| Aim |
Every entry below should be repeated exactly; the pictures should not.

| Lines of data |
►

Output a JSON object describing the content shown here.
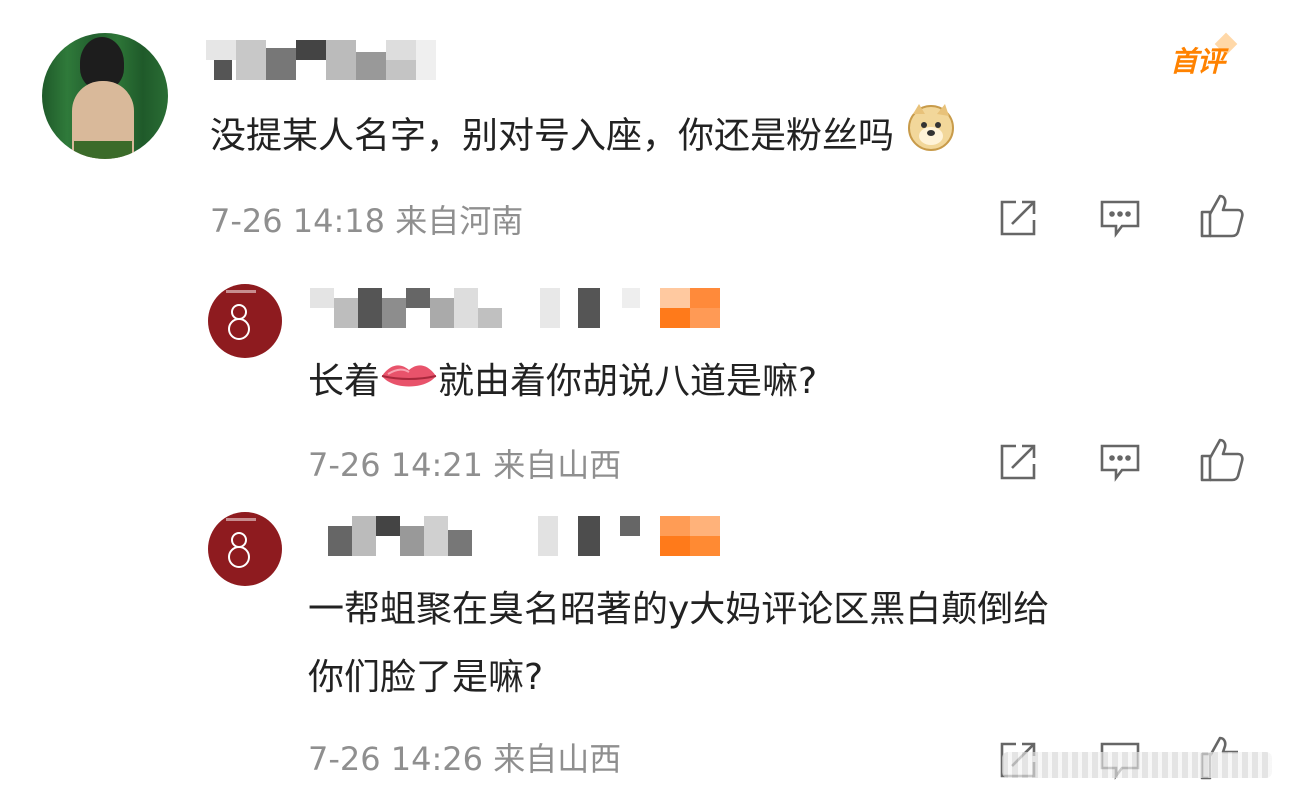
{
  "comments": [
    {
      "text": "没提某人名字，别对号入座，你还是粉丝吗",
      "meta": "7-26 14:18 来自河南",
      "badge": "首评"
    },
    {
      "text": "长着",
      "text_after": "就由着你胡说八道是嘛?",
      "meta": "7-26 14:21 来自山西"
    },
    {
      "line1": "一帮蛆聚在臭名昭著的y大妈评论区黑白颠倒给",
      "line2": "你们脸了是嘛?",
      "meta": "7-26 14:26 来自山西"
    }
  ],
  "icons": {
    "share": "share-icon",
    "comment": "comment-icon",
    "like": "thumbs-up-icon",
    "doge": "doge-emoji-icon",
    "lips": "lips-emoji-icon"
  },
  "colors": {
    "badge": "#ff8200",
    "text": "#222222",
    "meta": "#8f8f8f",
    "icon": "#666666",
    "avatar_red": "#8e1b1f",
    "blur_orange": "#ff7a1a"
  }
}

◄

| Result |
Output a JSON object describing the content shown here.
{
  "comments": [
    {
      "text": "没提某人名字，别对号入座，你还是粉丝吗",
      "meta": "7-26 14:18 来自河南",
      "badge": "首评"
    },
    {
      "text": "长着",
      "text_after": "就由着你胡说八道是嘛?",
      "meta": "7-26 14:21 来自山西"
    },
    {
      "line1": "一帮蛆聚在臭名昭著的y大妈评论区黑白颠倒给",
      "line2": "你们脸了是嘛?",
      "meta": "7-26 14:26 来自山西"
    }
  ],
  "icons": {
    "share": "share-icon",
    "comment": "comment-icon",
    "like": "thumbs-up-icon",
    "doge": "doge-emoji-icon",
    "lips": "lips-emoji-icon"
  },
  "colors": {
    "badge": "#ff8200",
    "text": "#222222",
    "meta": "#8f8f8f",
    "icon": "#666666",
    "avatar_red": "#8e1b1f",
    "blur_orange": "#ff7a1a"
  }
}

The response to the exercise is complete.